■ DATA SHOWN:
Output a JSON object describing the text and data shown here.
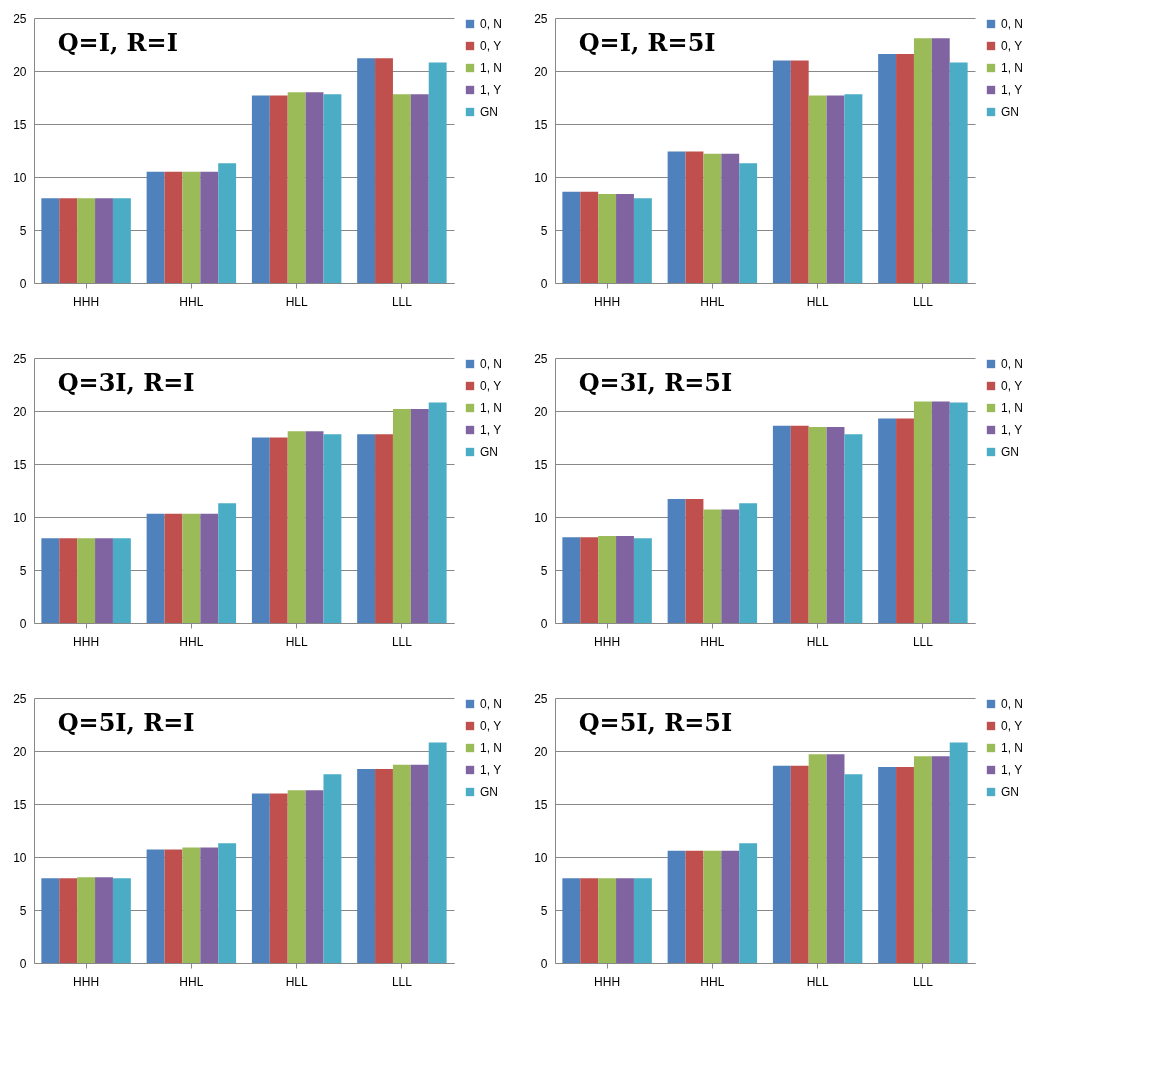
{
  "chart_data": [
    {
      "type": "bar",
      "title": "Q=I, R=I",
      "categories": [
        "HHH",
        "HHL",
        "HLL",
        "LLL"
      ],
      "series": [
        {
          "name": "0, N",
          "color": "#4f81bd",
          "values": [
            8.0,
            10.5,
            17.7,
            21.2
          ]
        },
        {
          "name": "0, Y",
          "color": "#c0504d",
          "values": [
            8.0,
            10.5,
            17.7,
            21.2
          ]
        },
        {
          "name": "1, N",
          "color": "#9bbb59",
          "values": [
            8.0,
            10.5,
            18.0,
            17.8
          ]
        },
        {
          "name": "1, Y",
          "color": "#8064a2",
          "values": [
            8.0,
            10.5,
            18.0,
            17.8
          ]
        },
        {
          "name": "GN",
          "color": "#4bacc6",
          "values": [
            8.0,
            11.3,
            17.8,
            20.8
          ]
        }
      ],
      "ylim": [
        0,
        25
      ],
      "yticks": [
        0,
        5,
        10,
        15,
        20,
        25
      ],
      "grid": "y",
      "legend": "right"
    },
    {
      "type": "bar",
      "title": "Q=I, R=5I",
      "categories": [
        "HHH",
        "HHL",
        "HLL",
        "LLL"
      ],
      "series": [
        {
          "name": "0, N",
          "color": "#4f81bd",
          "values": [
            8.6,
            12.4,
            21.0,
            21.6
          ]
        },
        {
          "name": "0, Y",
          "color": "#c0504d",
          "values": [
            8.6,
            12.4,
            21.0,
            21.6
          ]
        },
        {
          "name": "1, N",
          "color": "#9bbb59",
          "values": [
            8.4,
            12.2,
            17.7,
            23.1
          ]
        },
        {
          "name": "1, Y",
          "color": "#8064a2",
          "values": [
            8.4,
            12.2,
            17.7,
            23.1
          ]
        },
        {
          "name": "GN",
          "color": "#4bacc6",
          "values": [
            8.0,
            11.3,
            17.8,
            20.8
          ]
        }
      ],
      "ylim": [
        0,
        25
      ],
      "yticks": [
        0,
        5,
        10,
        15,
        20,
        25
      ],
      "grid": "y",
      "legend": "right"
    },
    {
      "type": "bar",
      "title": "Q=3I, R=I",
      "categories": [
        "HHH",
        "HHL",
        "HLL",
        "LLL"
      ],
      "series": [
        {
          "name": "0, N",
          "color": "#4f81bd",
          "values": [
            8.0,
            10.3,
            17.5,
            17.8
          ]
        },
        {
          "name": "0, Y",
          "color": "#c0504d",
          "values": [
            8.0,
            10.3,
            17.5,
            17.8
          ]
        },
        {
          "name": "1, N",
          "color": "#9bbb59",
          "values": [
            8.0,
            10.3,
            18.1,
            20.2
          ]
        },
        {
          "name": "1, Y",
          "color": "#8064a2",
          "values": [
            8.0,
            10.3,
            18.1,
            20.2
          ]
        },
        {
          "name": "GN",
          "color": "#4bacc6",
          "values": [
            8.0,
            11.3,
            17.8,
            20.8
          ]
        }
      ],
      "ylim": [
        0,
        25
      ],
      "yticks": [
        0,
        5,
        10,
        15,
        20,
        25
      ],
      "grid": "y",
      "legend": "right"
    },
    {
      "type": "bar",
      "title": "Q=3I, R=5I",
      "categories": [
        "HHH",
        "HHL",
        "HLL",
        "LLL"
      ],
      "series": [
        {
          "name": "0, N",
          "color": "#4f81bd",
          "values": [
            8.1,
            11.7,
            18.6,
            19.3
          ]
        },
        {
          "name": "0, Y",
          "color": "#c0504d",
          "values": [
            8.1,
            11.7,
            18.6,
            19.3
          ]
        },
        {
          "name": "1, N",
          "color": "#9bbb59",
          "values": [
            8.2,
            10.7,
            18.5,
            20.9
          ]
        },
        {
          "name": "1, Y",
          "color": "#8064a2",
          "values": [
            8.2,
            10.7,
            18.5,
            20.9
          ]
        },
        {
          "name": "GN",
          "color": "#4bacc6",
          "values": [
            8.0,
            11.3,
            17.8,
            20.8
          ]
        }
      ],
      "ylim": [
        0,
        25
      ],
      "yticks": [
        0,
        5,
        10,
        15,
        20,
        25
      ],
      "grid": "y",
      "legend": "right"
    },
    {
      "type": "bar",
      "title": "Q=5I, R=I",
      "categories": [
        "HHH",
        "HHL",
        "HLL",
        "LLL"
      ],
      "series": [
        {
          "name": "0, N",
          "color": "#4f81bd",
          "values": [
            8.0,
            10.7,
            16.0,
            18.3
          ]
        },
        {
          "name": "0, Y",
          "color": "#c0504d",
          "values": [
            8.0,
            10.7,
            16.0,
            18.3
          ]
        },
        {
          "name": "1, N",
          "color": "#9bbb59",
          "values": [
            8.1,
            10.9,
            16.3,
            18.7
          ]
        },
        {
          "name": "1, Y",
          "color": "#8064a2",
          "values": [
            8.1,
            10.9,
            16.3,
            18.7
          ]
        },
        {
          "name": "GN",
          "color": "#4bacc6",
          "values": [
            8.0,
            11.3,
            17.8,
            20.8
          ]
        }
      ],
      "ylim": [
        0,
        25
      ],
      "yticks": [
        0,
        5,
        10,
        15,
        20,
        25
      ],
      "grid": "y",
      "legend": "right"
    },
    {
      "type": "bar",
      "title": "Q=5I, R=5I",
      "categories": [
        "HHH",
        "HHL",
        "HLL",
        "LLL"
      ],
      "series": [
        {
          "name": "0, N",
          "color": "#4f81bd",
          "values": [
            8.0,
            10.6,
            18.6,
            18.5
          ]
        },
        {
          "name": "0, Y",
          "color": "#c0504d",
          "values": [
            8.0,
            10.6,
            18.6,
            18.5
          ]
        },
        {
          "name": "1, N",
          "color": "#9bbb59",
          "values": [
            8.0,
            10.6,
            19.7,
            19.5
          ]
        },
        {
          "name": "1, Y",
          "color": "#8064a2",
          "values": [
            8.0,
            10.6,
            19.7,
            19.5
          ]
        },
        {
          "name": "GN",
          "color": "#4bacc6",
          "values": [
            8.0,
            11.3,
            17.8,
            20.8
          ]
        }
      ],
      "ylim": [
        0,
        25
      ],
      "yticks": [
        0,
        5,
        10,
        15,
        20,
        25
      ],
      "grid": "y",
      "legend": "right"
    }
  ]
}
* * *
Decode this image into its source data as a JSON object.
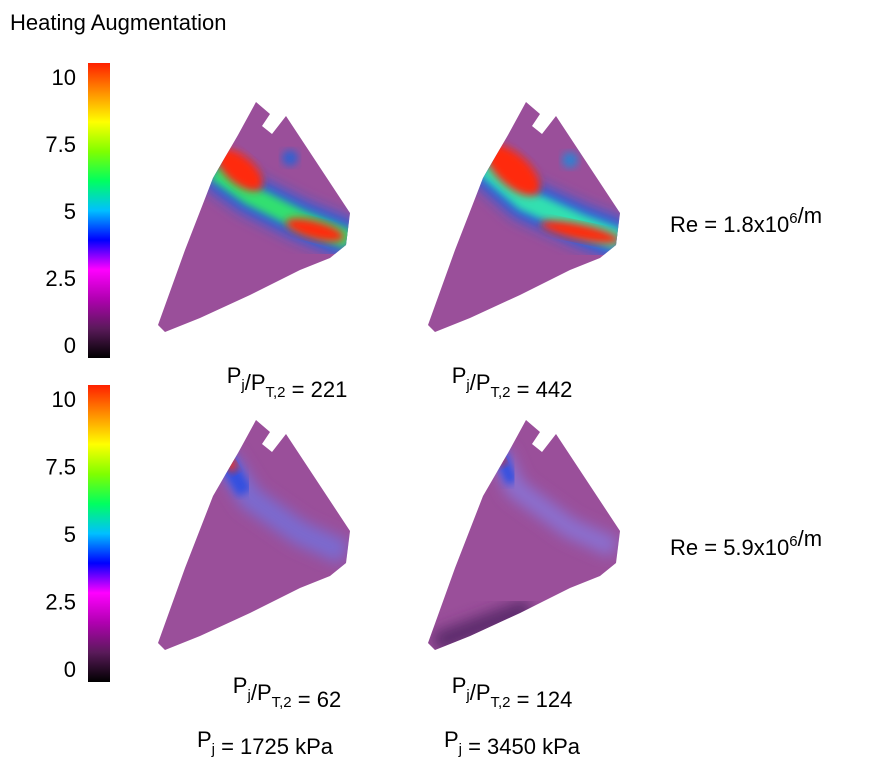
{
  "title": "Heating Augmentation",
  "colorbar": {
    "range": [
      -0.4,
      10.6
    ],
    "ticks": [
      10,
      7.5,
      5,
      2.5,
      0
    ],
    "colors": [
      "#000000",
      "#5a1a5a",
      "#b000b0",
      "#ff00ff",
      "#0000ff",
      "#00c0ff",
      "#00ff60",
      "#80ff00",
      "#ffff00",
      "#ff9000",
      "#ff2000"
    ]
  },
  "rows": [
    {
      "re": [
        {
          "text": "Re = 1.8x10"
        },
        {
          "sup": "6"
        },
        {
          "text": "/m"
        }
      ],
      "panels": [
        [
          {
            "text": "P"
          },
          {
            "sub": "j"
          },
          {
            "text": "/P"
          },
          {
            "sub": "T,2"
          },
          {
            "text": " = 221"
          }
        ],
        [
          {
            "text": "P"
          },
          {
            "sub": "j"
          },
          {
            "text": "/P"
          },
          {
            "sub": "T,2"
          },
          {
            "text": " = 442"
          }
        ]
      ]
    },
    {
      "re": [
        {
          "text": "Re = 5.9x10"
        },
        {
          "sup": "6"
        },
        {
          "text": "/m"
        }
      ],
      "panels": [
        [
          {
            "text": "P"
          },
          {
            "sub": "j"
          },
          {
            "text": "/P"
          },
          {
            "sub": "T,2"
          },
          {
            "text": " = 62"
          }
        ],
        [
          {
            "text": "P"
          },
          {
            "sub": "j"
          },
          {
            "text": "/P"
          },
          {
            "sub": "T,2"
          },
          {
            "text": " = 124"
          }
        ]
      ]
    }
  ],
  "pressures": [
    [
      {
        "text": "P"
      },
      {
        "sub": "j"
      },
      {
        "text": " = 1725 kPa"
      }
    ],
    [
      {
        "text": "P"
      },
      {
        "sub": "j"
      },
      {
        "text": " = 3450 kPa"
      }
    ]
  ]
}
==
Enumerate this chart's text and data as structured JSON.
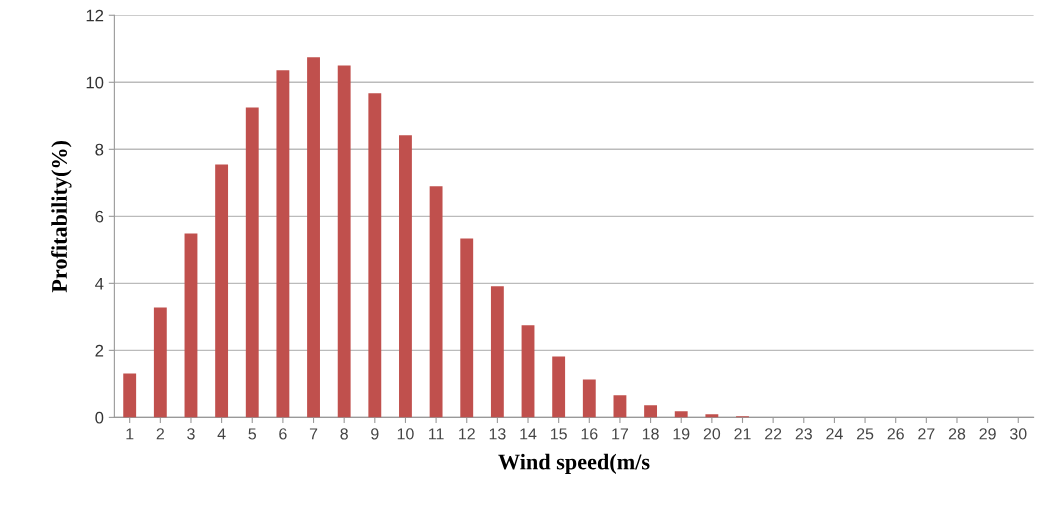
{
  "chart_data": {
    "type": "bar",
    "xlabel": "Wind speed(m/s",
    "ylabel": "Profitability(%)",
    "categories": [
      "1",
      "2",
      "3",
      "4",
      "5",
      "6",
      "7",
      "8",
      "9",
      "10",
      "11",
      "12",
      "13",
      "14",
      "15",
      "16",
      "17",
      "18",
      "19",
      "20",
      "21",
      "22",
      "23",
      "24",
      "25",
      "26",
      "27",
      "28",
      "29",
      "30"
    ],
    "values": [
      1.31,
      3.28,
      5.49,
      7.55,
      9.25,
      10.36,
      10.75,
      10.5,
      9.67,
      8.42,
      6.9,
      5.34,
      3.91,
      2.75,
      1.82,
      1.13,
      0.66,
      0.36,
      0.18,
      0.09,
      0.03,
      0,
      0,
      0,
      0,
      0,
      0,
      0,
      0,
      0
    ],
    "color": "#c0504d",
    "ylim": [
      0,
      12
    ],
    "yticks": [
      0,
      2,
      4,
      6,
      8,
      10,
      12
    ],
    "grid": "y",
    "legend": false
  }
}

■ OBJECTIVE:
Check each line above for the word "JSON", and copy the lines where it appears.

■ EXERCISE SOLUTION:
Output a JSON object describing the text and data shown here.
Decode this image into its source data as a JSON object.
Enumerate this chart's text and data as structured JSON.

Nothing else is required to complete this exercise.